▸ **The problem**: Can you reproduce word for word the listing below, from its first line through the line containing "photo-frame: Foto [414,1417,482,1525]", with both of those lines included?

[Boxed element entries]

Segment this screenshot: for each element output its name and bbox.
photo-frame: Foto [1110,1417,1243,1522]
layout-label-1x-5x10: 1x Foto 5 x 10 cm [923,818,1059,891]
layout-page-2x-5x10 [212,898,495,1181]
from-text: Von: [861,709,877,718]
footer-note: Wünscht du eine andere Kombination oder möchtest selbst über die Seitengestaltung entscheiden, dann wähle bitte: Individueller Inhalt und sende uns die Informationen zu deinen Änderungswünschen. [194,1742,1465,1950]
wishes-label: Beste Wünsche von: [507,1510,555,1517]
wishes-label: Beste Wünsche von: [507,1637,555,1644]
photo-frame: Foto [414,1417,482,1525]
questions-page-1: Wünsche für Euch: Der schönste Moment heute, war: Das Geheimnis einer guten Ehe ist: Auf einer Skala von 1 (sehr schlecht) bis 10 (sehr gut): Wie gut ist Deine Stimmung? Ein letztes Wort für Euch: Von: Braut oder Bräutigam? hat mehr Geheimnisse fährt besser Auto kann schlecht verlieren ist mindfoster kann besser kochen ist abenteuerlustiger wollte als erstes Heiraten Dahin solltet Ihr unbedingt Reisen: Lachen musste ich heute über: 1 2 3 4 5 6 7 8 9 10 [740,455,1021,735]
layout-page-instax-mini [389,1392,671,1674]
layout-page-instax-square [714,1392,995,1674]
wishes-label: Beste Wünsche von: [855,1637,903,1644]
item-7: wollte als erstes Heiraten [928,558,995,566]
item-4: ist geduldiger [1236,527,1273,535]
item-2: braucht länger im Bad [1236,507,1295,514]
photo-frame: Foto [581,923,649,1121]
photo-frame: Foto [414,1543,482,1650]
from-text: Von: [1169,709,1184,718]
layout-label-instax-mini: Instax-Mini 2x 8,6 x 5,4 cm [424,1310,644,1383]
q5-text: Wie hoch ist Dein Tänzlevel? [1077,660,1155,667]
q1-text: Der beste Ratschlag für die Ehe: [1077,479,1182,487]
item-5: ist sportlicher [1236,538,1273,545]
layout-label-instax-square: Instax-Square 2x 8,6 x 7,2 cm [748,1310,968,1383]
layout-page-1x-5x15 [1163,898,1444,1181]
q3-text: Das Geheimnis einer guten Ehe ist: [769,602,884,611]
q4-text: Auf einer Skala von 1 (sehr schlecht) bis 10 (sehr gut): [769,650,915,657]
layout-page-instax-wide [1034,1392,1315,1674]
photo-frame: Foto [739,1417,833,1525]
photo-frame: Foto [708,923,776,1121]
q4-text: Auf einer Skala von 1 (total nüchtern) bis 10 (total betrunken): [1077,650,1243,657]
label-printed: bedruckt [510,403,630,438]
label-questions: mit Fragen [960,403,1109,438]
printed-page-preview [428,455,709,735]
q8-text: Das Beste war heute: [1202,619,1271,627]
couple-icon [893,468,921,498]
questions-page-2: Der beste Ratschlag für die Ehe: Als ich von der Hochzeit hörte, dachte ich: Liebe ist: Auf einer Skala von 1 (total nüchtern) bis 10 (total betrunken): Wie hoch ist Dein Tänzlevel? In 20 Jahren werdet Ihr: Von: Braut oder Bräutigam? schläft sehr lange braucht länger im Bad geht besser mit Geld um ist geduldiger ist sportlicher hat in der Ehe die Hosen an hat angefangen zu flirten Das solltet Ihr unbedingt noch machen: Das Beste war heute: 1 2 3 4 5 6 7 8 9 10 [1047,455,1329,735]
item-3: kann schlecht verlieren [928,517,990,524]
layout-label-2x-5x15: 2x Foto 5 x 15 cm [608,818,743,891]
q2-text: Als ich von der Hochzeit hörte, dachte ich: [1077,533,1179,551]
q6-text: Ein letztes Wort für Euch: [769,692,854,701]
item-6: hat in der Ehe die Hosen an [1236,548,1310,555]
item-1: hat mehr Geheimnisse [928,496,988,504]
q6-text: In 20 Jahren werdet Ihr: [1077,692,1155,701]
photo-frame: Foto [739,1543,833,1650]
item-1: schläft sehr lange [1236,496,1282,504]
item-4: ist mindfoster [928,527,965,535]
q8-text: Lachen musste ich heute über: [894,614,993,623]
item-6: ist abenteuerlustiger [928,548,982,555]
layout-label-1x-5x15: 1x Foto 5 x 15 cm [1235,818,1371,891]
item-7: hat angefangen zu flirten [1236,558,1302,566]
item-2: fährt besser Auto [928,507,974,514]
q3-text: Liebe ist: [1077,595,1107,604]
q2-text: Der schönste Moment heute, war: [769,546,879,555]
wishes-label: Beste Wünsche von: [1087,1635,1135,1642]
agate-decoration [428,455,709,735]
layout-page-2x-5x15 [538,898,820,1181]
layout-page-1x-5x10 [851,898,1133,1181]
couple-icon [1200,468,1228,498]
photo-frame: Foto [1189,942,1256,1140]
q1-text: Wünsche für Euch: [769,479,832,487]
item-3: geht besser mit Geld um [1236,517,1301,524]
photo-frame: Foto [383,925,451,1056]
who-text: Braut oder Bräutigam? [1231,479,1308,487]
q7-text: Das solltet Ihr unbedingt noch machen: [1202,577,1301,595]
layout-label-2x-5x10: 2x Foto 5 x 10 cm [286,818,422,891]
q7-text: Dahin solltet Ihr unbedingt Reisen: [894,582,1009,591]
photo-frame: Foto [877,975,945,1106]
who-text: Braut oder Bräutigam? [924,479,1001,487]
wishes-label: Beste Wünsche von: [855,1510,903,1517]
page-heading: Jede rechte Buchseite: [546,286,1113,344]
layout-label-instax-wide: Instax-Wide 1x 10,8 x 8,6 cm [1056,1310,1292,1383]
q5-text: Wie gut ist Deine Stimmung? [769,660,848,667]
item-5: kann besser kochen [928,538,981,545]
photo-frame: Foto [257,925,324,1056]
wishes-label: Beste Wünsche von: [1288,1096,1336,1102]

▸ **The completed task**:
Segment this screenshot: for each element output its name and bbox.
photo-frame: Foto [1110,1417,1243,1522]
layout-label-1x-5x10: 1x Foto 5 x 10 cm [923,818,1059,891]
layout-page-2x-5x10 [212,898,495,1181]
from-text: Von: [861,709,877,718]
footer-note: Wünscht du eine andere Kombination oder möchtest selbst über die Seitengestaltung entscheiden, dann wähle bitte: Individueller Inhalt und sende uns die Informationen zu deinen Änderungswünschen. [194,1742,1465,1950]
wishes-label: Beste Wünsche von: [507,1510,555,1517]
wishes-label: Beste Wünsche von: [507,1637,555,1644]
photo-frame: Foto [414,1417,482,1525]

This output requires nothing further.